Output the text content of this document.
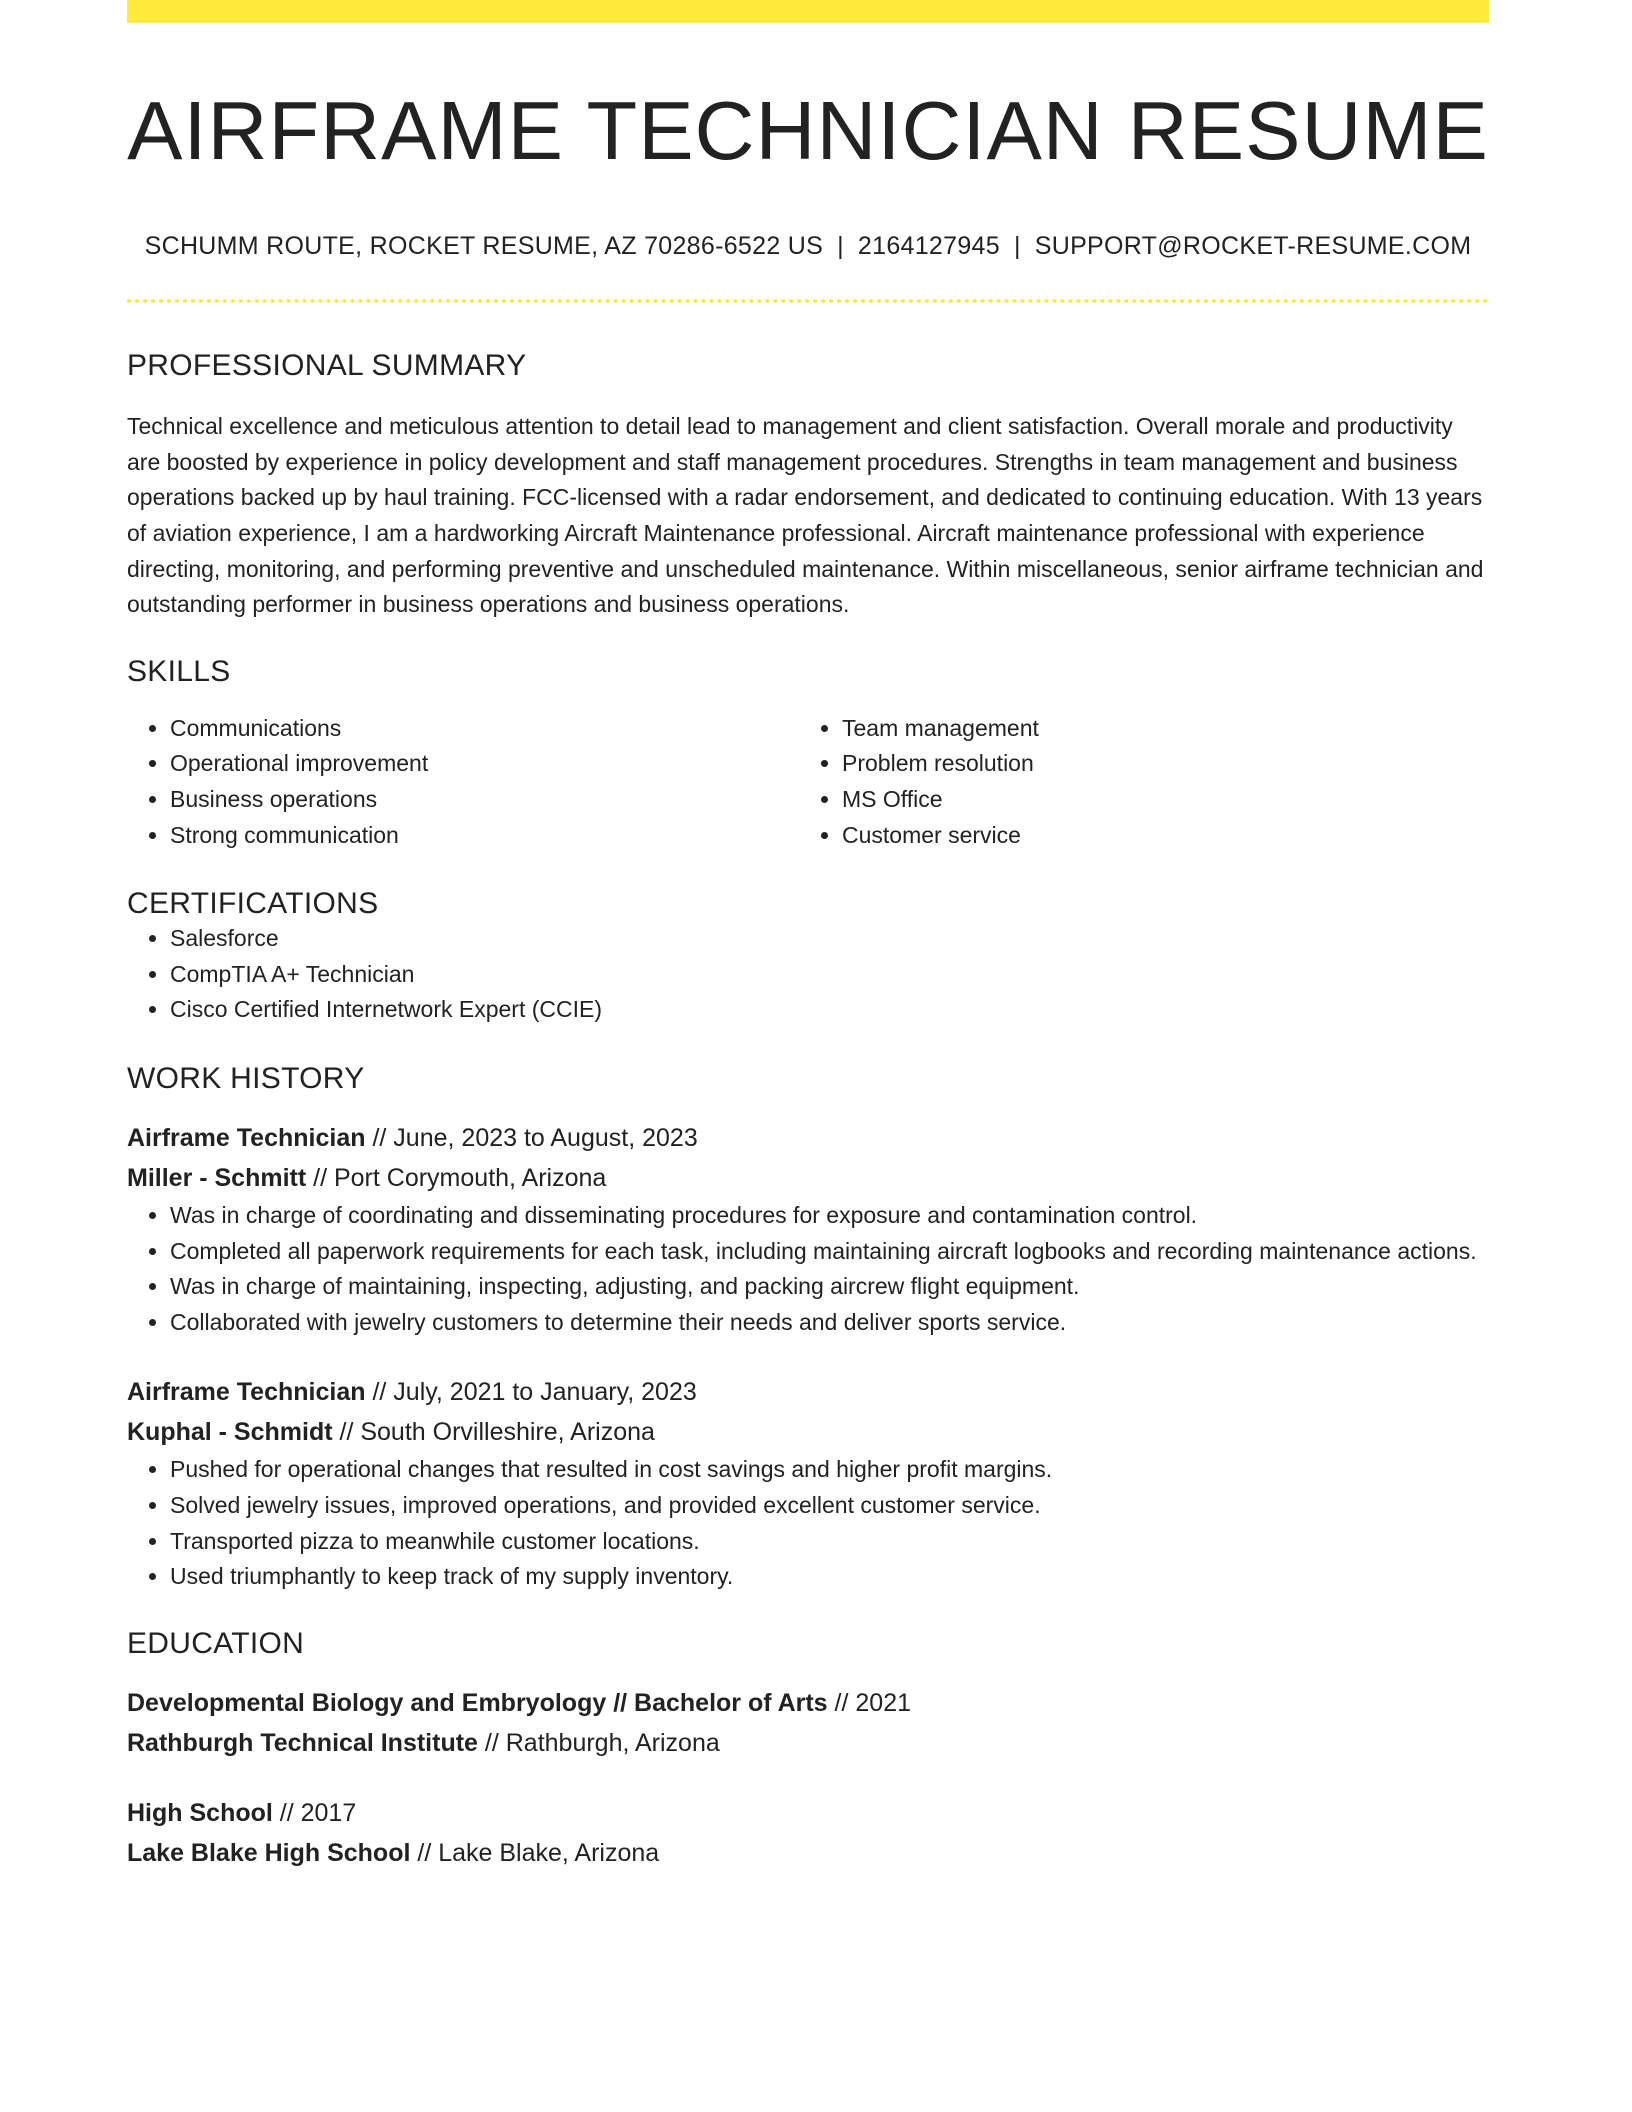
AIRFRAME TECHNICIAN RESUME
SCHUMM ROUTE, ROCKET RESUME, AZ 70286-6522 US | 2164127945 | SUPPORT@ROCKET-RESUME.COM
PROFESSIONAL SUMMARY

Technical excellence and meticulous attention to detail lead to management and client satisfaction. Overall morale and productivity are boosted by experience in policy development and staff management procedures. Strengths in team management and business operations backed up by haul training. FCC-licensed with a radar endorsement, and dedicated to continuing education. With 13 years of aviation experience, I am a hardworking Aircraft Maintenance professional. Aircraft maintenance professional with experience directing, monitoring, and performing preventive and unscheduled maintenance. Within miscellaneous, senior airframe technician and outstanding performer in business operations and business operations.

SKILLS
• Communications
• Operational improvement
• Business operations
• Strong communication
• Team management
• Problem resolution
• MS Office
• Customer service
CERTIFICATIONS
• Salesforce
• CompTIA A+ Technician
• Cisco Certified Internetwork Expert (CCIE)
WORK HISTORY
Airframe Technician // June, 2023 to August, 2023
Miller - Schmitt // Port Corymouth, Arizona
• Was in charge of coordinating and disseminating procedures for exposure and contamination control.
• Completed all paperwork requirements for each task, including maintaining aircraft logbooks and recording maintenance actions.
• Was in charge of maintaining, inspecting, adjusting, and packing aircrew flight equipment.
• Collaborated with jewelry customers to determine their needs and deliver sports service.
Airframe Technician // July, 2021 to January, 2023
Kuphal - Schmidt // South Orvilleshire, Arizona
• Pushed for operational changes that resulted in cost savings and higher profit margins.
• Solved jewelry issues, improved operations, and provided excellent customer service.
• Transported pizza to meanwhile customer locations.
• Used triumphantly to keep track of my supply inventory.
EDUCATION
Developmental Biology and Embryology // Bachelor of Arts // 2021
Rathburgh Technical Institute // Rathburgh, Arizona
High School // 2017
Lake Blake High School // Lake Blake, Arizona
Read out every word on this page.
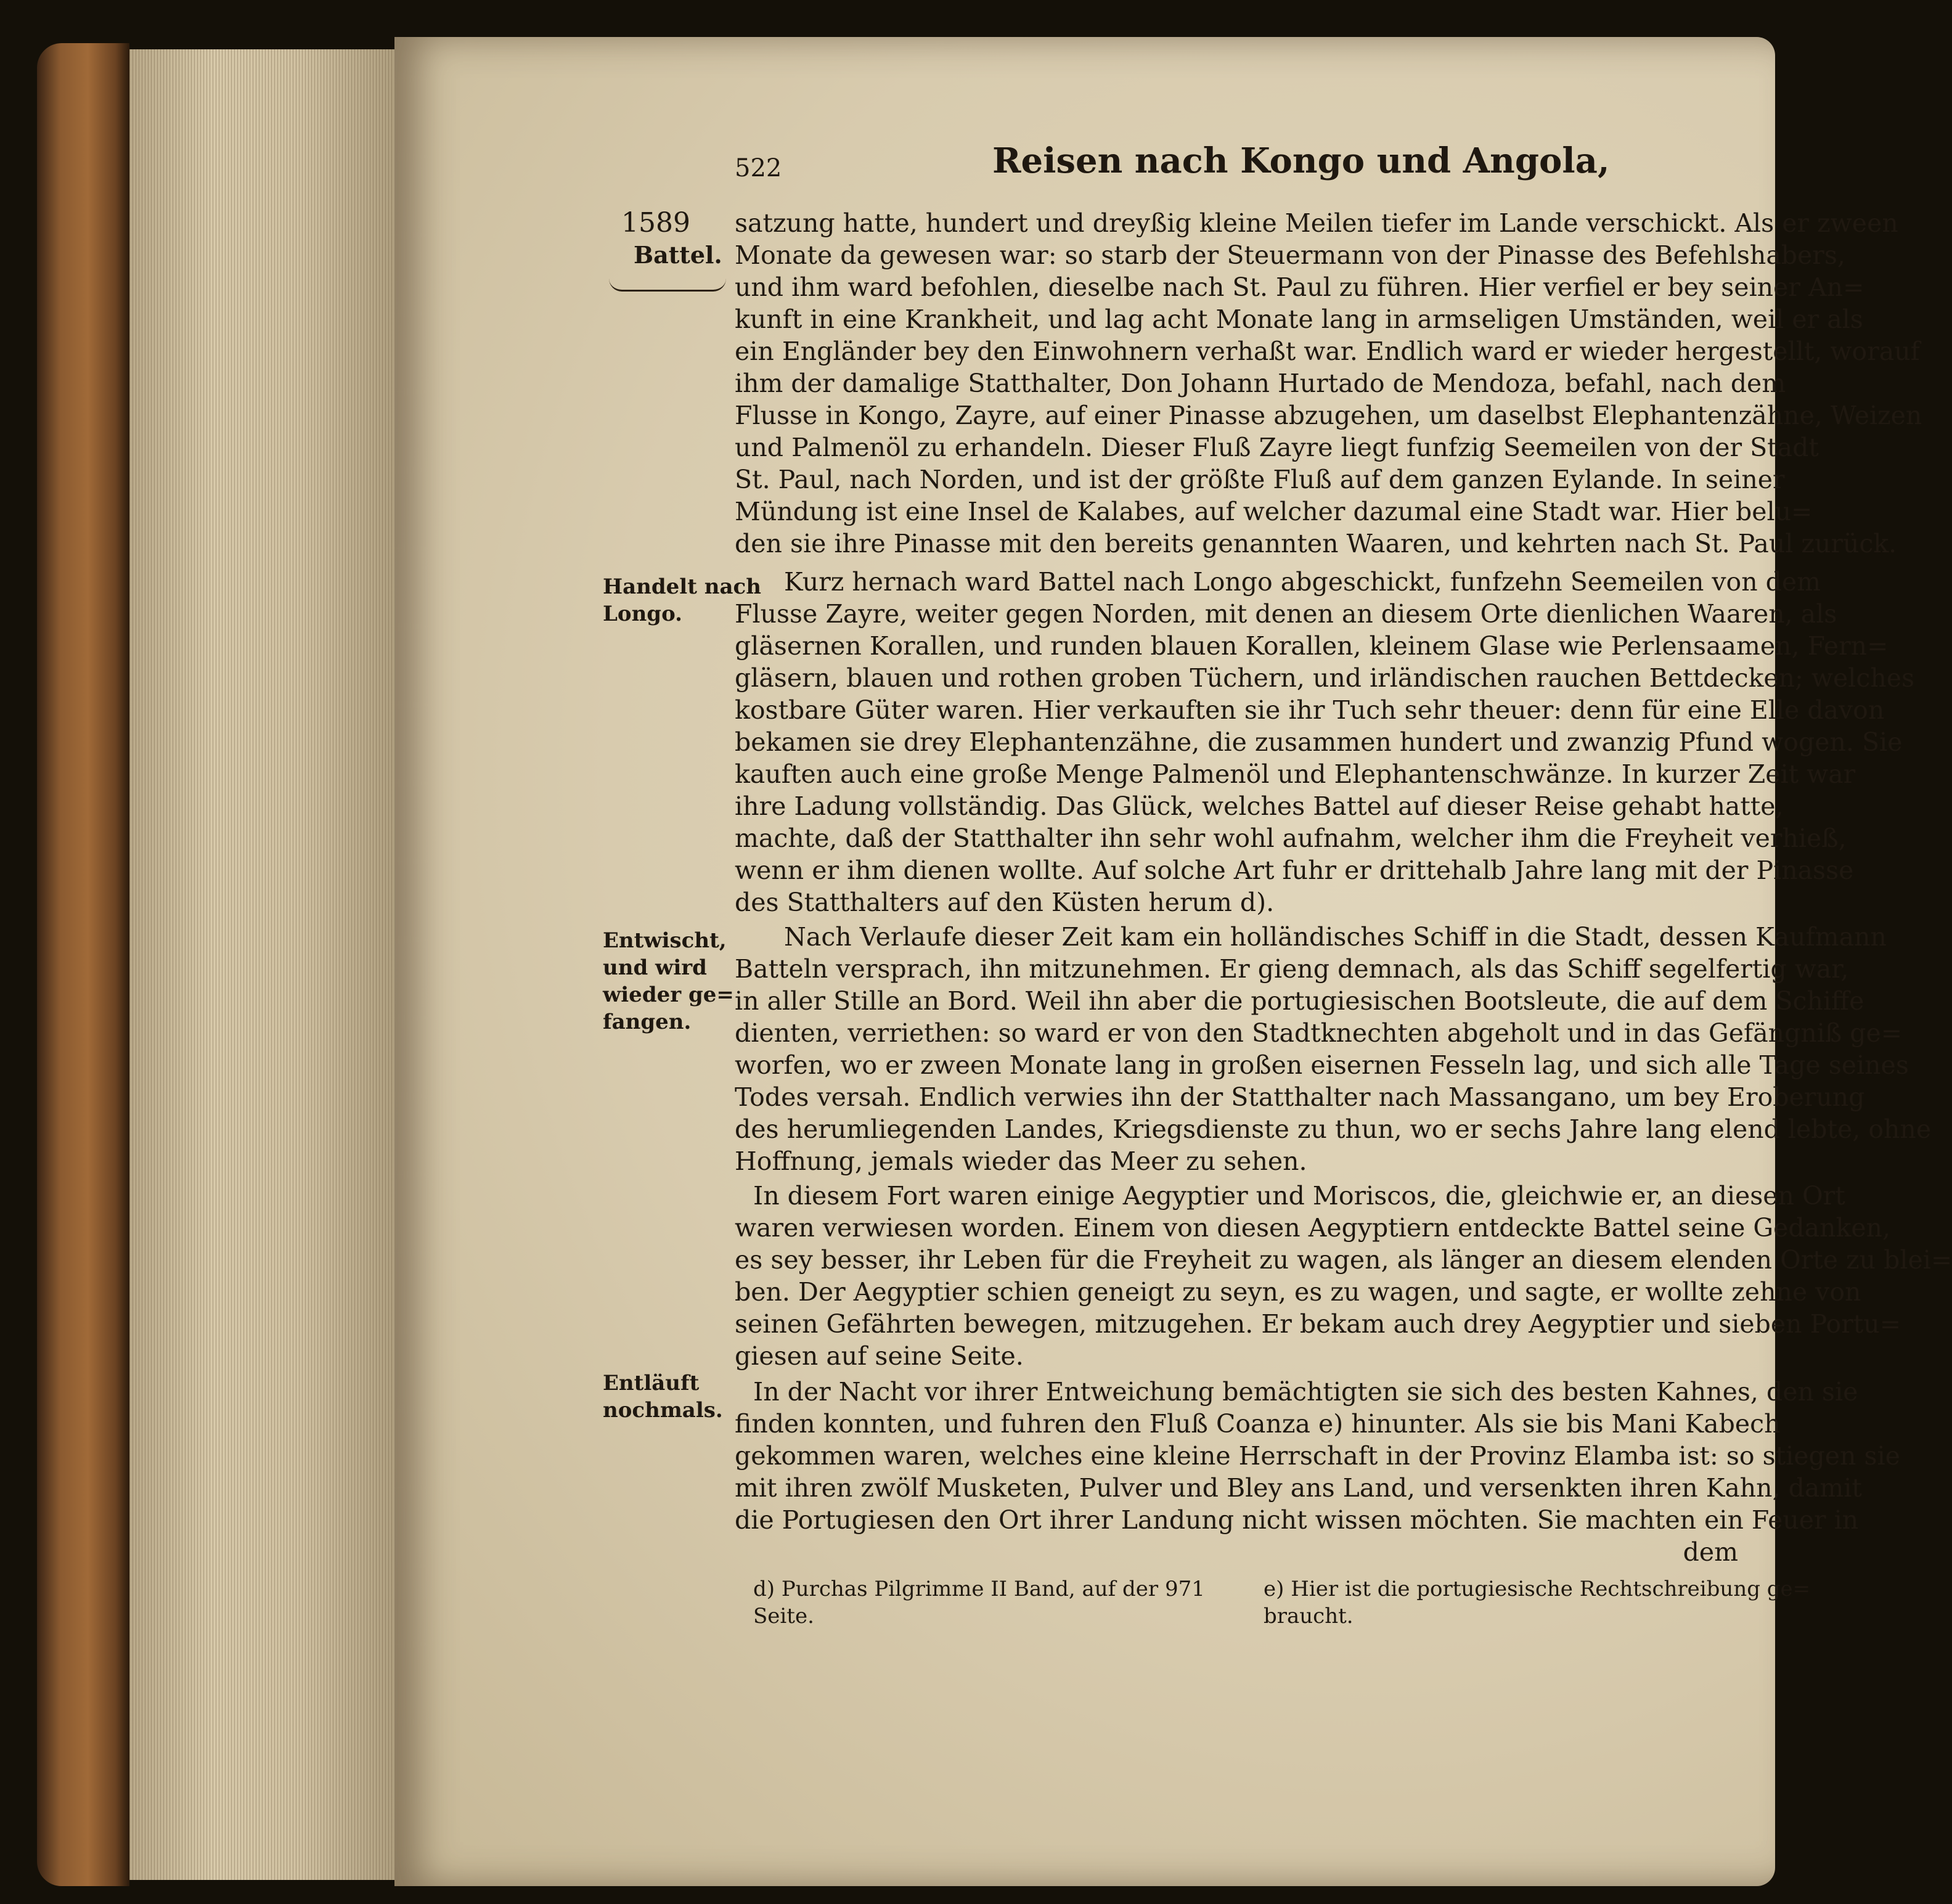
522	Reisen nach Kongo und Angola,
1589
Battel.
Handelt nach
Longo.
Entwischt,
und wird
wieder ge=
fangen.
Entläuft
nochmals.
satzung hatte, hundert und dreyßig kleine Meilen tiefer im Lande verschickt. Als er zween
Monate da gewesen war: so starb der Steuermann von der Pinasse des Befehlshabers,
und ihm ward befohlen, dieselbe nach St. Paul zu führen. Hier verfiel er bey seiner An=
kunft in eine Krankheit, und lag acht Monate lang in armseligen Umständen, weil er als
ein Engländer bey den Einwohnern verhaßt war. Endlich ward er wieder hergestellt, worauf
ihm der damalige Statthalter, Don Johann Hurtado de Mendoza, befahl, nach dem
Flusse in Kongo, Zayre, auf einer Pinasse abzugehen, um daselbst Elephantenzähne, Weizen
und Palmenöl zu erhandeln. Dieser Fluß Zayre liegt funfzig Seemeilen von der Stadt
St. Paul, nach Norden, und ist der größte Fluß auf dem ganzen Eylande. In seiner
Mündung ist eine Insel de Kalabes, auf welcher dazumal eine Stadt war. Hier belu=
den sie ihre Pinasse mit den bereits genannten Waaren, und kehrten nach St. Paul zurück.
Kurz hernach ward Battel nach Longo abgeschickt, funfzehn Seemeilen von dem
Flusse Zayre, weiter gegen Norden, mit denen an diesem Orte dienlichen Waaren, als
gläsernen Korallen, und runden blauen Korallen, kleinem Glase wie Perlensaamen, Fern=
gläsern, blauen und rothen groben Tüchern, und irländischen rauchen Bettdecken; welches
kostbare Güter waren. Hier verkauften sie ihr Tuch sehr theuer: denn für eine Elle davon
bekamen sie drey Elephantenzähne, die zusammen hundert und zwanzig Pfund wogen. Sie
kauften auch eine große Menge Palmenöl und Elephantenschwänze. In kurzer Zeit war
ihre Ladung vollständig. Das Glück, welches Battel auf dieser Reise gehabt hatte,
machte, daß der Statthalter ihn sehr wohl aufnahm, welcher ihm die Freyheit verhieß,
wenn er ihm dienen wollte. Auf solche Art fuhr er drittehalb Jahre lang mit der Pinasse
des Statthalters auf den Küsten herum d).
Nach Verlaufe dieser Zeit kam ein holländisches Schiff in die Stadt, dessen Kaufmann
Batteln versprach, ihn mitzunehmen. Er gieng demnach, als das Schiff segelfertig war,
in aller Stille an Bord. Weil ihn aber die portugiesischen Bootsleute, die auf dem Schiffe
dienten, verriethen: so ward er von den Stadtknechten abgeholt und in das Gefängniß ge=
worfen, wo er zween Monate lang in großen eisernen Fesseln lag, und sich alle Tage seines
Todes versah. Endlich verwies ihn der Statthalter nach Massangano, um bey Eroberung
des herumliegenden Landes, Kriegsdienste zu thun, wo er sechs Jahre lang elend lebte, ohne
Hoffnung, jemals wieder das Meer zu sehen.
In diesem Fort waren einige Aegyptier und Moriscos, die, gleichwie er, an diesen Ort
waren verwiesen worden. Einem von diesen Aegyptiern entdeckte Battel seine Gedanken,
es sey besser, ihr Leben für die Freyheit zu wagen, als länger an diesem elenden Orte zu blei=
ben. Der Aegyptier schien geneigt zu seyn, es zu wagen, und sagte, er wollte zehne von
seinen Gefährten bewegen, mitzugehen. Er bekam auch drey Aegyptier und sieben Portu=
giesen auf seine Seite.
In der Nacht vor ihrer Entweichung bemächtigten sie sich des besten Kahnes, den sie
finden konnten, und fuhren den Fluß Coanza e) hinunter. Als sie bis Mani Kabech
gekommen waren, welches eine kleine Herrschaft in der Provinz Elamba ist: so stiegen sie
mit ihren zwölf Musketen, Pulver und Bley ans Land, und versenkten ihren Kahn, damit
die Portugiesen den Ort ihrer Landung nicht wissen möchten. Sie machten ein Feuer in
dem
d) Purchas Pilgrimme II Band, auf der 971
Seite.
e) Hier ist die portugiesische Rechtschreibung ge=
braucht.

+--

◆ **TASK**: Select every line of the material above holding the word "Arizona" and copy it.

◆ **TASK RESULT**:
Miller - Schmitt // Port Corymouth, Arizona
Kuphal - Schmidt // South Orvilleshire, Arizona
Rathburgh Technical Institute // Rathburgh, Arizona
Lake Blake High School // Lake Blake, Arizona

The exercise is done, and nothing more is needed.